(Data listing)
┄┄┄┄┄┄┄┄┄┄┄┄┄┄┄┄┄┄┄┄
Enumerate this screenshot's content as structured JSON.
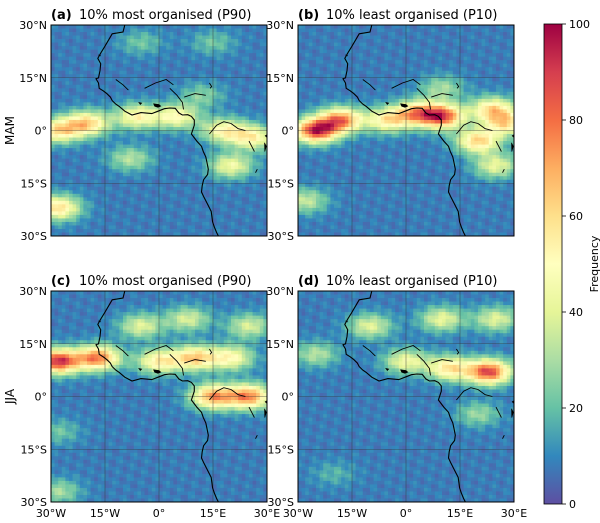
{
  "chart_data": {
    "type": "heatmap",
    "colormap": "Spectral_r",
    "colorbar": {
      "label": "Frequency",
      "min": 0,
      "max": 100,
      "ticks": [
        0,
        20,
        40,
        60,
        80,
        100
      ]
    },
    "x_ticks": [
      "30°W",
      "15°W",
      "0°",
      "15°E",
      "30°E"
    ],
    "y_ticks": [
      "30°N",
      "15°N",
      "0°",
      "15°S",
      "30°S"
    ],
    "xlim": [
      -30,
      30
    ],
    "ylim": [
      -30,
      30
    ],
    "grid": true,
    "rows": [
      {
        "label": "MAM"
      },
      {
        "label": "JJA"
      }
    ],
    "panels": [
      {
        "tag": "(a)",
        "title": "10% most organised (P90)",
        "row": 0,
        "col": 0,
        "background": 8,
        "hotspots": [
          {
            "lon": -20,
            "lat": 2,
            "value": 62
          },
          {
            "lon": -6,
            "lat": 4,
            "value": 52
          },
          {
            "lon": 5,
            "lat": 4,
            "value": 50
          },
          {
            "lon": -28,
            "lat": 0,
            "value": 58
          },
          {
            "lon": 18,
            "lat": 0,
            "value": 50
          },
          {
            "lon": 26,
            "lat": -2,
            "value": 52
          },
          {
            "lon": 20,
            "lat": -10,
            "value": 45
          },
          {
            "lon": -28,
            "lat": -22,
            "value": 60
          },
          {
            "lon": -8,
            "lat": -8,
            "value": 32
          },
          {
            "lon": 12,
            "lat": 10,
            "value": 25
          },
          {
            "lon": -5,
            "lat": 25,
            "value": 22
          },
          {
            "lon": 15,
            "lat": 25,
            "value": 22
          }
        ]
      },
      {
        "tag": "(b)",
        "title": "10% least organised (P10)",
        "row": 0,
        "col": 1,
        "background": 8,
        "hotspots": [
          {
            "lon": -25,
            "lat": 0,
            "value": 92
          },
          {
            "lon": -18,
            "lat": 3,
            "value": 75
          },
          {
            "lon": 10,
            "lat": 4,
            "value": 85
          },
          {
            "lon": 3,
            "lat": 5,
            "value": 62
          },
          {
            "lon": -5,
            "lat": 3,
            "value": 55
          },
          {
            "lon": 24,
            "lat": 6,
            "value": 58
          },
          {
            "lon": 20,
            "lat": -3,
            "value": 62
          },
          {
            "lon": 28,
            "lat": 2,
            "value": 55
          },
          {
            "lon": 25,
            "lat": -10,
            "value": 42
          },
          {
            "lon": -28,
            "lat": -20,
            "value": 35
          },
          {
            "lon": 10,
            "lat": 12,
            "value": 30
          }
        ]
      },
      {
        "tag": "(c)",
        "title": "10% most organised (P90)",
        "row": 1,
        "col": 0,
        "background": 8,
        "hotspots": [
          {
            "lon": -28,
            "lat": 10,
            "value": 92
          },
          {
            "lon": -17,
            "lat": 11,
            "value": 78
          },
          {
            "lon": 0,
            "lat": 10,
            "value": 55
          },
          {
            "lon": 10,
            "lat": 11,
            "value": 62
          },
          {
            "lon": 20,
            "lat": 11,
            "value": 50
          },
          {
            "lon": 15,
            "lat": 0,
            "value": 72
          },
          {
            "lon": 25,
            "lat": 0,
            "value": 75
          },
          {
            "lon": -5,
            "lat": 20,
            "value": 40
          },
          {
            "lon": 8,
            "lat": 22,
            "value": 38
          },
          {
            "lon": 25,
            "lat": 20,
            "value": 38
          },
          {
            "lon": -28,
            "lat": -10,
            "value": 22
          },
          {
            "lon": -28,
            "lat": -27,
            "value": 30
          }
        ]
      },
      {
        "tag": "(d)",
        "title": "10% least organised (P10)",
        "row": 1,
        "col": 1,
        "background": 8,
        "hotspots": [
          {
            "lon": 23,
            "lat": 7,
            "value": 88
          },
          {
            "lon": 12,
            "lat": 8,
            "value": 58
          },
          {
            "lon": 0,
            "lat": 10,
            "value": 45
          },
          {
            "lon": -10,
            "lat": 20,
            "value": 40
          },
          {
            "lon": 10,
            "lat": 22,
            "value": 42
          },
          {
            "lon": 25,
            "lat": 22,
            "value": 40
          },
          {
            "lon": -25,
            "lat": 12,
            "value": 32
          },
          {
            "lon": 20,
            "lat": -5,
            "value": 28
          },
          {
            "lon": -20,
            "lat": -22,
            "value": 18
          }
        ]
      }
    ]
  }
}
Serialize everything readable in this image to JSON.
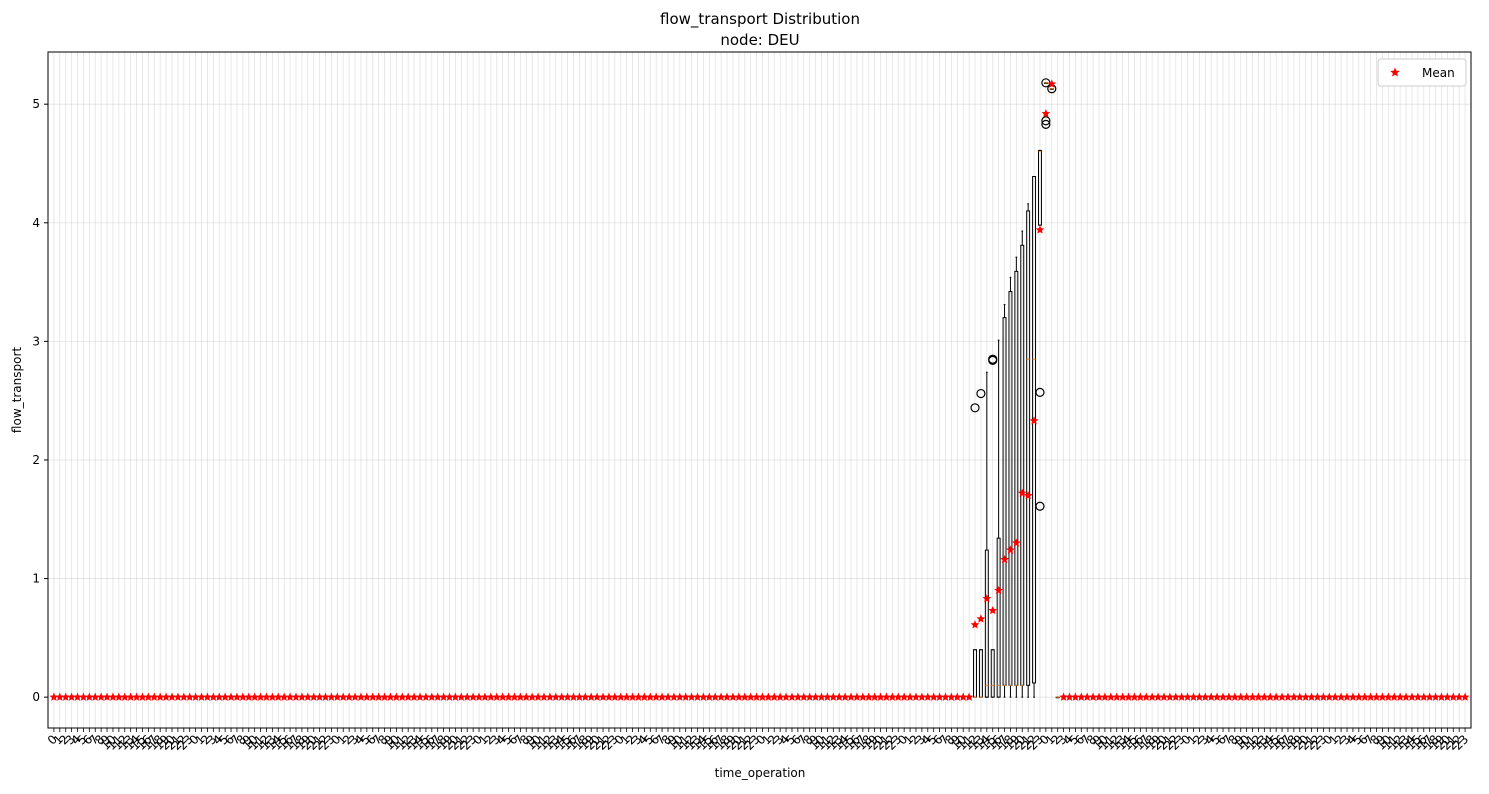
┄┄┄┄┄┄┄┄┄┄┄┄┄┄┄┄┄┄┄┄
Exercise aim: Write every record out again exactly; no pictures belong in the copy.

Written response:
Enumerate this screenshot's content as structured JSON.
{
  "chart_data": {
    "type": "heatmap",
    "colormap": "Spectral_r",
    "colorbar": {
      "label": "Frequency",
      "min": 0,
      "max": 100,
      "ticks": [
        0,
        20,
        40,
        60,
        80,
        100
      ]
    },
    "x_ticks": [
      "30°W",
      "15°W",
      "0°",
      "15°E",
      "30°E"
    ],
    "y_ticks": [
      "30°N",
      "15°N",
      "0°",
      "15°S",
      "30°S"
    ],
    "xlim": [
      -30,
      30
    ],
    "ylim": [
      -30,
      30
    ],
    "grid": true,
    "rows": [
      {
        "label": "MAM"
      },
      {
        "label": "JJA"
      }
    ],
    "panels": [
      {
        "tag": "(a)",
        "title": "10% most organised (P90)",
        "row": 0,
        "col": 0,
        "background": 8,
        "hotspots": [
          {
            "lon": -20,
            "lat": 2,
            "value": 62
          },
          {
            "lon": -6,
            "lat": 4,
            "value": 52
          },
          {
            "lon": 5,
            "lat": 4,
            "value": 50
          },
          {
            "lon": -28,
            "lat": 0,
            "value": 58
          },
          {
            "lon": 18,
            "lat": 0,
            "value": 50
          },
          {
            "lon": 26,
            "lat": -2,
            "value": 52
          },
          {
            "lon": 20,
            "lat": -10,
            "value": 45
          },
          {
            "lon": -28,
            "lat": -22,
            "value": 60
          },
          {
            "lon": -8,
            "lat": -8,
            "value": 32
          },
          {
            "lon": 12,
            "lat": 10,
            "value": 25
          },
          {
            "lon": -5,
            "lat": 25,
            "value": 22
          },
          {
            "lon": 15,
            "lat": 25,
            "value": 22
          }
        ]
      },
      {
        "tag": "(b)",
        "title": "10% least organised (P10)",
        "row": 0,
        "col": 1,
        "background": 8,
        "hotspots": [
          {
            "lon": -25,
            "lat": 0,
            "value": 92
          },
          {
            "lon": -18,
            "lat": 3,
            "value": 75
          },
          {
            "lon": 10,
            "lat": 4,
            "value": 85
          },
          {
            "lon": 3,
            "lat": 5,
            "value": 62
          },
          {
            "lon": -5,
            "lat": 3,
            "value": 55
          },
          {
            "lon": 24,
            "lat": 6,
            "value": 58
          },
          {
            "lon": 20,
            "lat": -3,
            "value": 62
          },
          {
            "lon": 28,
            "lat": 2,
            "value": 55
          },
          {
            "lon": 25,
            "lat": -10,
            "value": 42
          },
          {
            "lon": -28,
            "lat": -20,
            "value": 35
          },
          {
            "lon": 10,
            "lat": 12,
            "value": 30
          }
        ]
      },
      {
        "tag": "(c)",
        "title": "10% most organised (P90)",
        "row": 1,
        "col": 0,
        "background": 8,
        "hotspots": [
          {
            "lon": -28,
            "lat": 10,
            "value": 92
          },
          {
            "lon": -17,
            "lat": 11,
            "value": 78
          },
          {
            "lon": 0,
            "lat": 10,
            "value": 55
          },
          {
            "lon": 10,
            "lat": 11,
            "value": 62
          },
          {
            "lon": 20,
            "lat": 11,
            "value": 50
          },
          {
            "lon": 15,
            "lat": 0,
            "value": 72
          },
          {
            "lon": 25,
            "lat": 0,
            "value": 75
          },
          {
            "lon": -5,
            "lat": 20,
            "value": 40
          },
          {
            "lon": 8,
            "lat": 22,
            "value": 38
          },
          {
            "lon": 25,
            "lat": 20,
            "value": 38
          },
          {
            "lon": -28,
            "lat": -10,
            "value": 22
          },
          {
            "lon": -28,
            "lat": -27,
            "value": 30
          }
        ]
      },
      {
        "tag": "(d)",
        "title": "10% least organised (P10)",
        "row": 1,
        "col": 1,
        "background": 8,
        "hotspots": [
          {
            "lon": 23,
            "lat": 7,
            "value": 88
          },
          {
            "lon": 12,
            "lat": 8,
            "value": 58
          },
          {
            "lon": 0,
            "lat": 10,
            "value": 45
          },
          {
            "lon": -10,
            "lat": 20,
            "value": 40
          },
          {
            "lon": 10,
            "lat": 22,
            "value": 42
          },
          {
            "lon": 25,
            "lat": 22,
            "value": 40
          },
          {
            "lon": -25,
            "lat": 12,
            "value": 32
          },
          {
            "lon": 20,
            "lat": -5,
            "value": 28
          },
          {
            "lon": -20,
            "lat": -22,
            "value": 18
          }
        ]
      }
    ]
  }
}
Serialize everything readable in this image to JSON.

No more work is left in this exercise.